WHAT IS NEEDED -> Look below for the line containing "Read this page and output its text content.", then write out that line and every line after it to the end, exactly, minus the pictures.

STORED ROWS ->
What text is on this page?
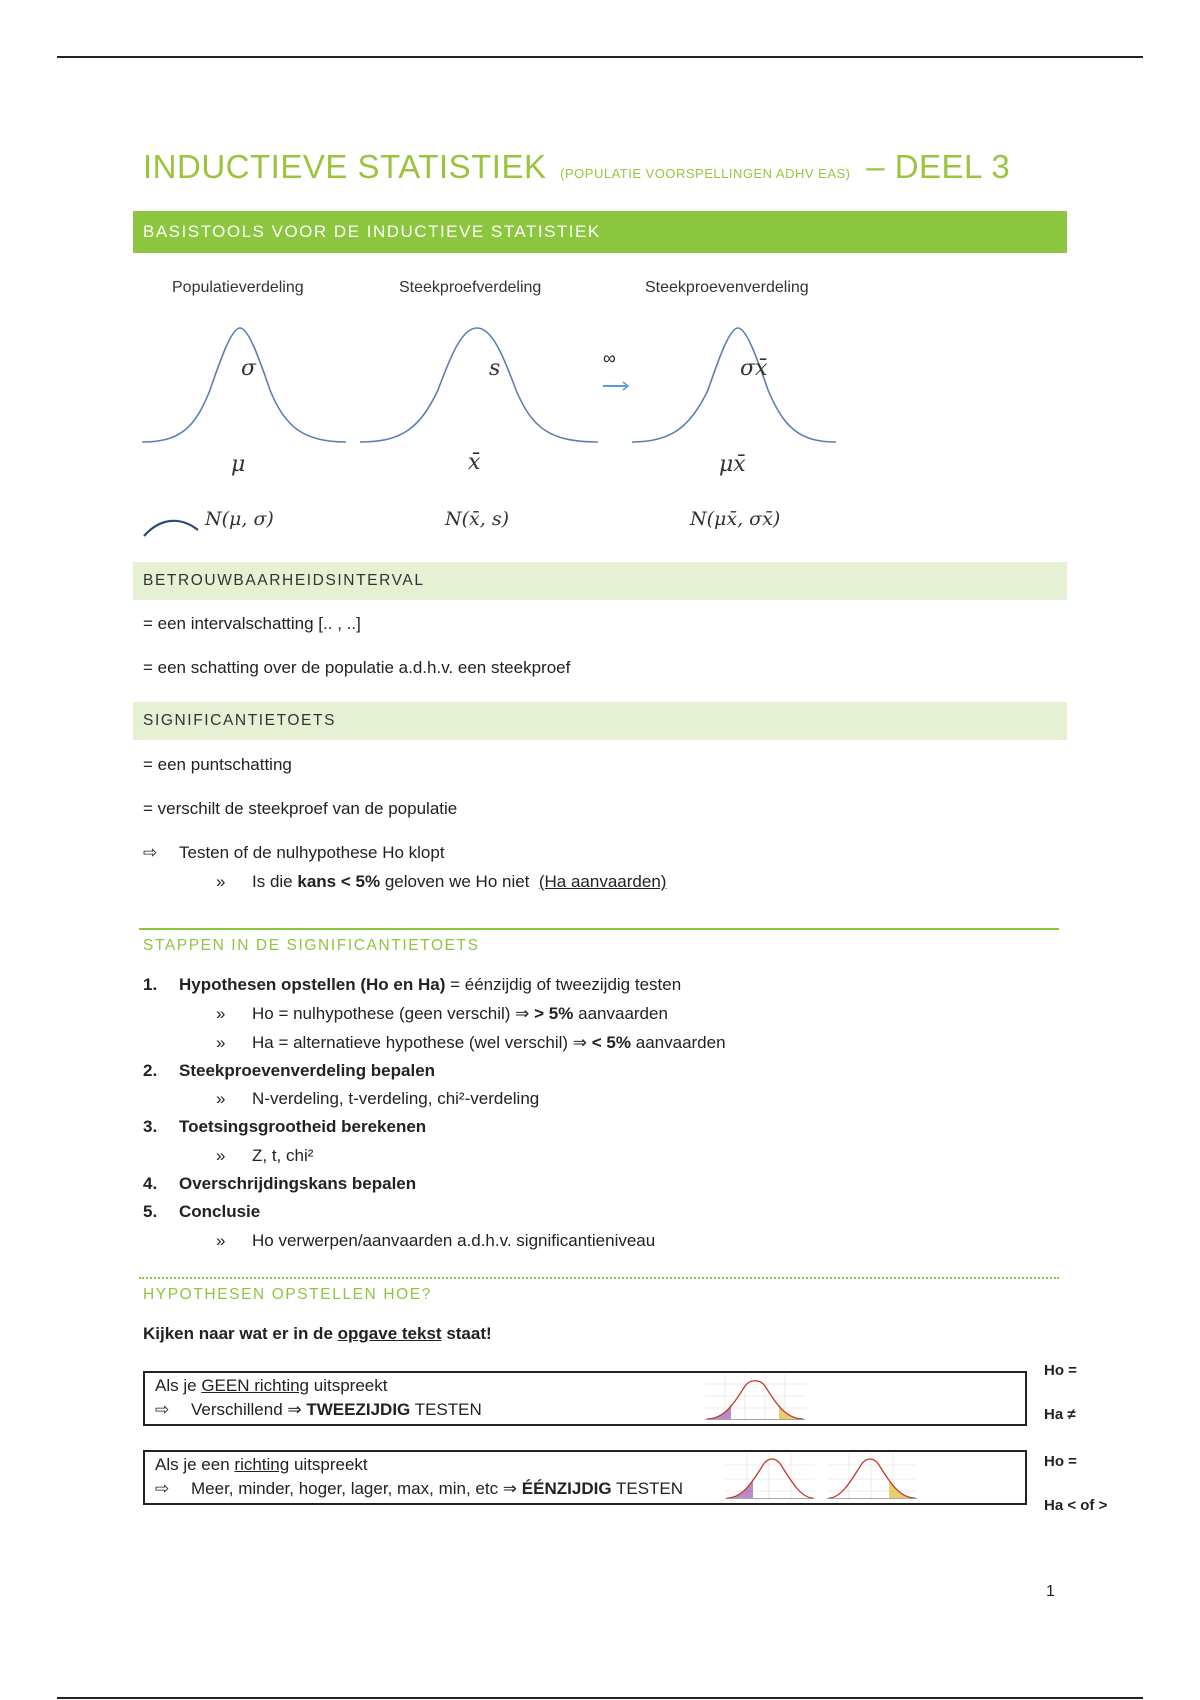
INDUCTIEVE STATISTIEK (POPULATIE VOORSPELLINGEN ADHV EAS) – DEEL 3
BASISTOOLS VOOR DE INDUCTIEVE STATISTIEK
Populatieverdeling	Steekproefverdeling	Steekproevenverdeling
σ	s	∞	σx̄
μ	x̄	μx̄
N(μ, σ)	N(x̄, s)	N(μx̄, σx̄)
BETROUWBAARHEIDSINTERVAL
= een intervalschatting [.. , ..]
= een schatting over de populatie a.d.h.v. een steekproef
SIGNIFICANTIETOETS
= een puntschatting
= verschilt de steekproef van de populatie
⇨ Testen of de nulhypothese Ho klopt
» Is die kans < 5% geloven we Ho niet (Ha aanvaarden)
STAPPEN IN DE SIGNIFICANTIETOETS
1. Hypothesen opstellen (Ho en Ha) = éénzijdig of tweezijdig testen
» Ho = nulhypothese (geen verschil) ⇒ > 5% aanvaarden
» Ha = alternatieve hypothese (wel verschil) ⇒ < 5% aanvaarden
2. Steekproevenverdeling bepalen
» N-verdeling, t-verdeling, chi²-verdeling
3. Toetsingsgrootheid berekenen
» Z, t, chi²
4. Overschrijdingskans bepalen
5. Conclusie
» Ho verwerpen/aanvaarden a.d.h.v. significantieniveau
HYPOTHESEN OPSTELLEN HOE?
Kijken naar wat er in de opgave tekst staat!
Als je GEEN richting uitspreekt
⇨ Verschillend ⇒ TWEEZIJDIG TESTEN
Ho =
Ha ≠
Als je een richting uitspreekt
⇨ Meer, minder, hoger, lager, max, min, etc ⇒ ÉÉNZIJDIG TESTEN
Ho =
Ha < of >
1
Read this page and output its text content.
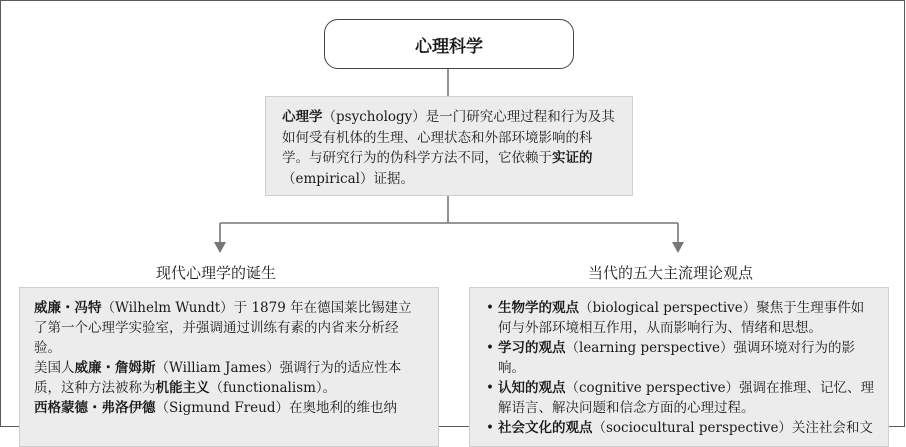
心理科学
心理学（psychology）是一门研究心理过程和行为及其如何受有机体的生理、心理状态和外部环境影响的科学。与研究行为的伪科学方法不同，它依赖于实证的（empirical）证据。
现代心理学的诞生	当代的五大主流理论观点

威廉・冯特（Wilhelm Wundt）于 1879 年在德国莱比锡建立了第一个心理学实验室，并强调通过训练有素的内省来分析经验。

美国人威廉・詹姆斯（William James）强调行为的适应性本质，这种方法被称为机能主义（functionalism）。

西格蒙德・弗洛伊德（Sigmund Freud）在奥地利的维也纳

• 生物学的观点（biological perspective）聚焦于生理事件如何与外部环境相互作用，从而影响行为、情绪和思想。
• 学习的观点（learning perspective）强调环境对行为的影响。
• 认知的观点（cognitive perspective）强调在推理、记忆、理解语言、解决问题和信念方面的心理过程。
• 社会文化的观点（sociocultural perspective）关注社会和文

RESULT BELOW ->
Read this page and output its text content.
心理科学
心理学（psychology）是一门研究心理过程和行为及其如何受有机体的生理、心理状态和外部环境影响的科学。与研究行为的伪科学方法不同，它依赖于实证的（empirical）证据。
现代心理学的诞生	当代的五大主流理论观点

威廉・冯特（Wilhelm Wundt）于 1879 年在德国莱比锡建立了第一个心理学实验室，并强调通过训练有素的内省来分析经验。

美国人威廉・詹姆斯（William James）强调行为的适应性本质，这种方法被称为机能主义（functionalism）。

西格蒙德・弗洛伊德（Sigmund Freud）在奥地利的维也纳

• 生物学的观点（biological perspective）聚焦于生理事件如何与外部环境相互作用，从而影响行为、情绪和思想。
• 学习的观点（learning perspective）强调环境对行为的影响。
• 认知的观点（cognitive perspective）强调在推理、记忆、理解语言、解决问题和信念方面的心理过程。
• 社会文化的观点（sociocultural perspective）关注社会和文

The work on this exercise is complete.